**Exercise instructions:**
Leave out the pictures and return every entry exactly as it appears.

**Record extracts:**
▬▬▬▬▬▬

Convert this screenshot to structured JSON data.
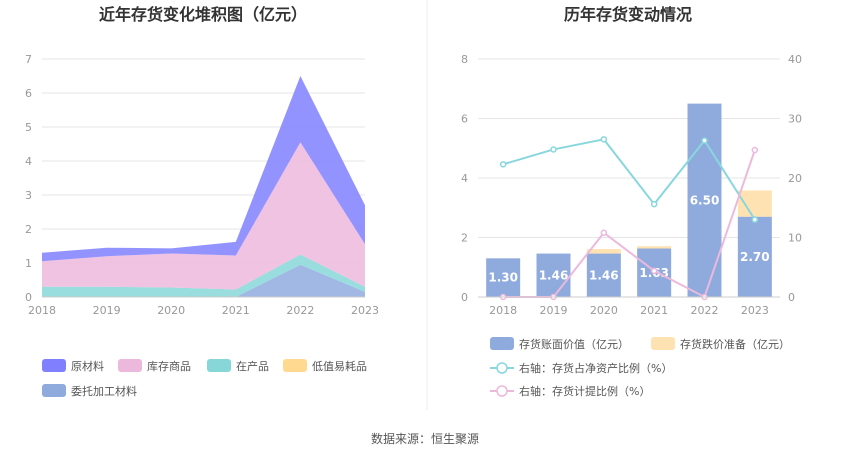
{
  "source_label": "数据来源：恒生聚源",
  "chart_data": [
    {
      "type": "area",
      "title": "近年存货变化堆积图（亿元）",
      "x": [
        "2018",
        "2019",
        "2020",
        "2021",
        "2022",
        "2023"
      ],
      "ylim": [
        0,
        7
      ],
      "yticks": [
        "0",
        "1",
        "2",
        "3",
        "4",
        "5",
        "6",
        "7"
      ],
      "stacked": true,
      "grid": true,
      "series": [
        {
          "name": "原材料",
          "color": "#8080ff",
          "values": [
            0.25,
            0.25,
            0.15,
            0.4,
            1.95,
            1.15
          ]
        },
        {
          "name": "库存商品",
          "color": "#ecb9dc",
          "values": [
            0.75,
            0.9,
            1.0,
            1.0,
            3.3,
            1.25
          ]
        },
        {
          "name": "在产品",
          "color": "#88d7d8",
          "values": [
            0.3,
            0.3,
            0.28,
            0.22,
            0.3,
            0.15
          ]
        },
        {
          "name": "低值易耗品",
          "color": "#ffd98f",
          "values": [
            0.0,
            0.0,
            0.0,
            0.0,
            0.0,
            0.0
          ]
        },
        {
          "name": "委托加工材料",
          "color": "#8fabde",
          "values": [
            0.0,
            0.0,
            0.0,
            0.0,
            0.95,
            0.15
          ]
        }
      ],
      "legend_position": "bottom"
    },
    {
      "type": "bar",
      "title": "历年存货变动情况",
      "categories": [
        "2018",
        "2019",
        "2020",
        "2021",
        "2022",
        "2023"
      ],
      "ylim": [
        0,
        8
      ],
      "yticks": [
        "0",
        "2",
        "4",
        "6",
        "8"
      ],
      "y2lim": [
        0,
        40
      ],
      "y2ticks": [
        "0",
        "10",
        "20",
        "30",
        "40"
      ],
      "series": [
        {
          "name": "存货账面价值（亿元）",
          "type": "bar",
          "color": "#8fabde",
          "values": [
            1.3,
            1.46,
            1.46,
            1.63,
            6.5,
            2.7
          ],
          "labels": [
            "1.30",
            "1.46",
            "1.46",
            "1.63",
            "6.50",
            "2.70"
          ]
        },
        {
          "name": "存货跌价准备（亿元）",
          "type": "bar",
          "color": "#ffe2b2",
          "values": [
            0.0,
            0.0,
            0.15,
            0.08,
            0.0,
            0.88
          ]
        },
        {
          "name": "右轴：存货占净资产比例（%）",
          "type": "line",
          "axis": "right",
          "color": "#88d7de",
          "values": [
            22.3,
            24.8,
            26.5,
            15.6,
            26.3,
            13.0
          ]
        },
        {
          "name": "右轴：存货计提比例（%）",
          "type": "line",
          "axis": "right",
          "color": "#ecb9dc",
          "values": [
            0.0,
            0.0,
            10.8,
            4.4,
            0.0,
            24.7
          ]
        }
      ],
      "legend_position": "bottom"
    }
  ]
}
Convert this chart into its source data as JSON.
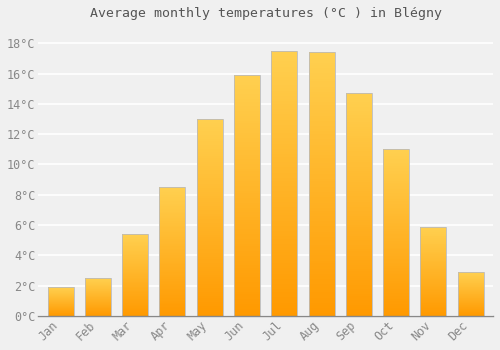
{
  "title": "Average monthly temperatures (°C ) in Blégny",
  "months": [
    "Jan",
    "Feb",
    "Mar",
    "Apr",
    "May",
    "Jun",
    "Jul",
    "Aug",
    "Sep",
    "Oct",
    "Nov",
    "Dec"
  ],
  "temperatures": [
    1.9,
    2.5,
    5.4,
    8.5,
    13.0,
    15.9,
    17.5,
    17.4,
    14.7,
    11.0,
    5.9,
    2.9
  ],
  "bar_color_main": "#FFAA00",
  "bar_color_top": "#FFD050",
  "bar_color_bottom": "#FF9900",
  "bar_edge_color": "#BBBBBB",
  "background_color": "#F0F0F0",
  "grid_color": "#FFFFFF",
  "text_color": "#888888",
  "title_color": "#555555",
  "ylim": [
    0,
    19
  ],
  "yticks": [
    0,
    2,
    4,
    6,
    8,
    10,
    12,
    14,
    16,
    18
  ],
  "ytick_labels": [
    "0°C",
    "2°C",
    "4°C",
    "6°C",
    "8°C",
    "10°C",
    "12°C",
    "14°C",
    "16°C",
    "18°C"
  ]
}
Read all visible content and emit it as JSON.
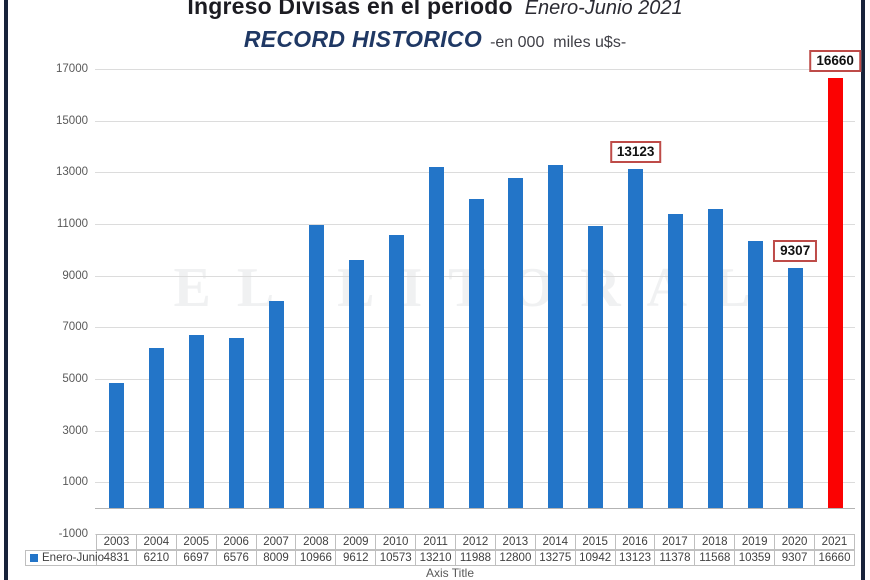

▬▬▬▬▬▬

**Reply:**
Convert this screenshot to structured JSON data.
{
  "source_label": "数据来源：恒生聚源",
  "chart_data": [
    {
      "type": "area",
      "title": "近年存货变化堆积图（亿元）",
      "x": [
        "2018",
        "2019",
        "2020",
        "2021",
        "2022",
        "2023"
      ],
      "ylim": [
        0,
        7
      ],
      "yticks": [
        "0",
        "1",
        "2",
        "3",
        "4",
        "5",
        "6",
        "7"
      ],
      "stacked": true,
      "grid": true,
      "series": [
        {
          "name": "原材料",
          "color": "#8080ff",
          "values": [
            0.25,
            0.25,
            0.15,
            0.4,
            1.95,
            1.15
          ]
        },
        {
          "name": "库存商品",
          "color": "#ecb9dc",
          "values": [
            0.75,
            0.9,
            1.0,
            1.0,
            3.3,
            1.25
          ]
        },
        {
          "name": "在产品",
          "color": "#88d7d8",
          "values": [
            0.3,
            0.3,
            0.28,
            0.22,
            0.3,
            0.15
          ]
        },
        {
          "name": "低值易耗品",
          "color": "#ffd98f",
          "values": [
            0.0,
            0.0,
            0.0,
            0.0,
            0.0,
            0.0
          ]
        },
        {
          "name": "委托加工材料",
          "color": "#8fabde",
          "values": [
            0.0,
            0.0,
            0.0,
            0.0,
            0.95,
            0.15
          ]
        }
      ],
      "legend_position": "bottom"
    },
    {
      "type": "bar",
      "title": "历年存货变动情况",
      "categories": [
        "2018",
        "2019",
        "2020",
        "2021",
        "2022",
        "2023"
      ],
      "ylim": [
        0,
        8
      ],
      "yticks": [
        "0",
        "2",
        "4",
        "6",
        "8"
      ],
      "y2lim": [
        0,
        40
      ],
      "y2ticks": [
        "0",
        "10",
        "20",
        "30",
        "40"
      ],
      "series": [
        {
          "name": "存货账面价值（亿元）",
          "type": "bar",
          "color": "#8fabde",
          "values": [
            1.3,
            1.46,
            1.46,
            1.63,
            6.5,
            2.7
          ],
          "labels": [
            "1.30",
            "1.46",
            "1.46",
            "1.63",
            "6.50",
            "2.70"
          ]
        },
        {
          "name": "存货跌价准备（亿元）",
          "type": "bar",
          "color": "#ffe2b2",
          "values": [
            0.0,
            0.0,
            0.15,
            0.08,
            0.0,
            0.88
          ]
        },
        {
          "name": "右轴：存货占净资产比例（%）",
          "type": "line",
          "axis": "right",
          "color": "#88d7de",
          "values": [
            22.3,
            24.8,
            26.5,
            15.6,
            26.3,
            13.0
          ]
        },
        {
          "name": "右轴：存货计提比例（%）",
          "type": "line",
          "axis": "right",
          "color": "#ecb9dc",
          "values": [
            0.0,
            0.0,
            10.8,
            4.4,
            0.0,
            24.7
          ]
        }
      ],
      "legend_position": "bottom"
    }
  ]
}
Convert this chart into its source data as JSON.
{
  "title": "Average monthly temperatures (°C ) in Blégny",
  "months": [
    "Jan",
    "Feb",
    "Mar",
    "Apr",
    "May",
    "Jun",
    "Jul",
    "Aug",
    "Sep",
    "Oct",
    "Nov",
    "Dec"
  ],
  "temperatures": [
    1.9,
    2.5,
    5.4,
    8.5,
    13.0,
    15.9,
    17.5,
    17.4,
    14.7,
    11.0,
    5.9,
    2.9
  ],
  "bar_color_main": "#FFAA00",
  "bar_color_top": "#FFD050",
  "bar_color_bottom": "#FF9900",
  "bar_edge_color": "#BBBBBB",
  "background_color": "#F0F0F0",
  "grid_color": "#FFFFFF",
  "text_color": "#888888",
  "title_color": "#555555",
  "ylim": [
    0,
    19
  ],
  "yticks": [
    0,
    2,
    4,
    6,
    8,
    10,
    12,
    14,
    16,
    18
  ],
  "ytick_labels": [
    "0°C",
    "2°C",
    "4°C",
    "6°C",
    "8°C",
    "10°C",
    "12°C",
    "14°C",
    "16°C",
    "18°C"
  ]
}
Read all visible content and emit it as JSON.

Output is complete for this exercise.